--- Selection ---
As you can see, it’s a lot faster – around 350% faster! But to get this huge performance gain, we had to either know in advance that our script or application would need us to implement some sort of simultaneous coding or we’d have to do a whole lot of work refactoring and picking different packages. These sorts of gains are even more obvious the longer you’re blocked on network I/O – say, when you’re configuring network devices over SSH 100ms away.

It’s important to note here that it is possible to make the Python code perform even faster by refactoring even more. In fact, the problem is that this code isn’t actually all that concurrent and has a sneaky, deceptive bug caused by a naive first pass at the implementation. I’ll show how to fix this at the very end of the blog post, after all of the conclusions, just to be fair. However, I was very much trying to tackle the “easiest” way to refactor for concurrency in Python – it gets even more complex when you want to get better performance (especially when compared to the simplicity of Go).

Go

Look, I thought it wasn’t going to be worth showing the time savings in Go when I started writing the code. I mean, our serial, synchronous, “slow” Go implementation was already as fast as our asynchronous “fast” Python code! But I’ve gotta say – it’s hilariously worth it. Enough with the waiting, though. On to the code!

package main

import (
	"encoding/json"
	"fmt"
	"io/ioutil"
	"strconv"
	"net/http"
	"time"
	// Import the sync package so we can wait for all requests to finish
	// before exiting the program
	"sync"
)

func main() {
	startTime := time.Now()
---
§ **Exercise set**:
- A) Retype the passage of the Python and Go concurrency text between "As you can see, it’s" and "SSH 100ms away.", inclusive.
- B) Continue the Python and Go concurrency text from the point where it stops.
--- Raw data ---
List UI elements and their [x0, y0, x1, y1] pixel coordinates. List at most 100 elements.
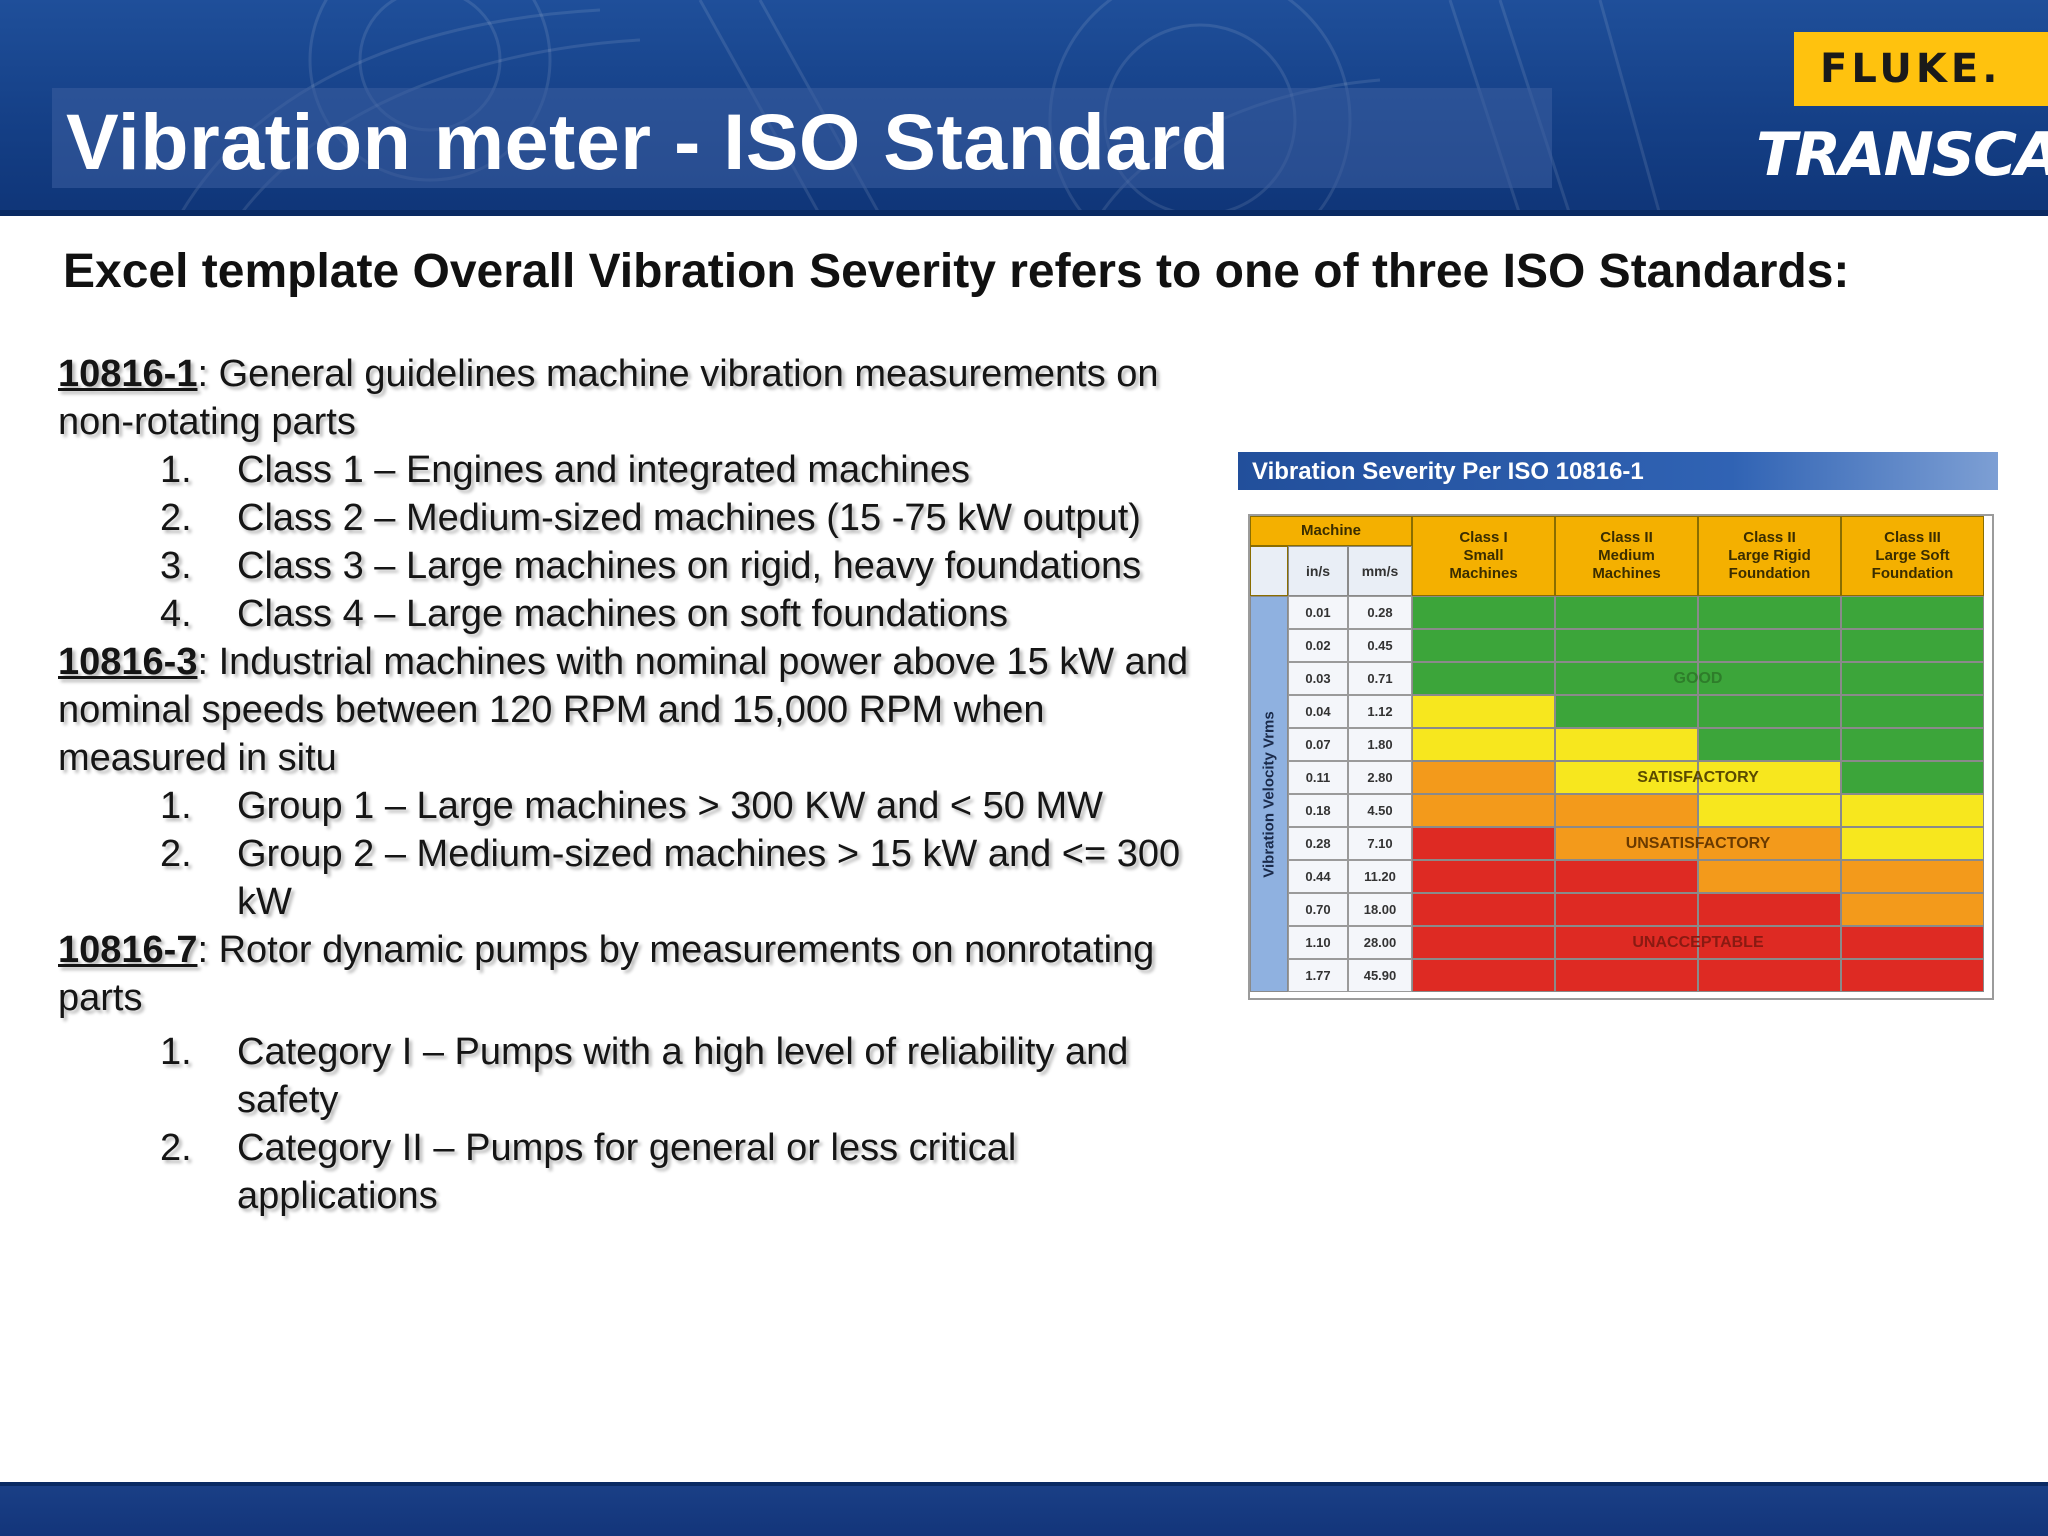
---
§ **Exercise answers**:
- A)
As you can see, it’s a lot faster – around 350% faster! But to get this huge performance gain, we had to either know in advance that our script or application would need us to implement some sort of simultaneous coding or we’d have to do a whole lot of work refactoring and picking different packages. These sorts of gains are even more obvious the longer you’re blocked on network I/O – say, when you’re configuring network devices over SSH 100ms away.

- B)
	client := http.Client{
		Timeout: time.Second * 2,
	}
	// Create a WaitGroup, effectively treated as a queue that must finish
	// before we can exit
	var wg sync.WaitGroup
	for i := 1; i < 151; i++ {
		// Add one item to the WaitGroup ("queue") per iteration
		wg.Add(1)
		// Reset the `i` var to prevent scoping issues
		// (this is covered in the Go FAQ)
		i := i
		// Create an anonymous function/closure and run it as a
		// goroutine
		go func() {
			// Remove one piece of work from the WaitGroup "queue"
			// _after_ the rest of the anonymous function finishes
			defer wg.Done()
			pokemon_url := "https://pokeapi.co/api/v2/pokemon/" + strconv.Itoa(i)
			var pokemon map[string]interface{}

			res, _ := client.Get(pokemon_url)
			defer res.Body.Close()
	
			body, _ := ioutil.ReadAll(res.Body)
			json.Unmarshal(body, &pokemon)

			fmt.Println(pokemon["name"])
		}()
	}
	// Block until the WaitGroup is decremented to 0 (no items left in the "queue")
	wg.Wait()
	fmt.Printf("Total Time: %s\n", time.Since(startTime))
}

So, what changes were really made? Well, we made our code asyncrhonous by only doing one thing: we wrapped our logic in an anonymous function (the func(){}; told it to run as a goroutine by typing go in front of it; and told it to execute immediately by adding the () to the end. In other words, to make our code asynchronous, we did this:

go func() {
	// our original code here
}()

The rest of the changes – adding the sync import, all of the wg lines, and re-defining the i var (for reasons explained in the FAQ) were to resolve some “bugs” or “unexpected behaviors.” In particular, the sync and wg packages let us perform our network-based calls asynchronously but then wait for all of them to finish before exiting the program.

While you could argue that adding go func(){}() around code isn’t all that different from adding async in front of everything in Python, and that using sync.WaitGroup isn’t all that different from await in Python, the bigger picture here is that we didn’t swap out our HTTP client library. We didn’t have to meaningfully rewrite any of our Go code to achieve asynchronous code.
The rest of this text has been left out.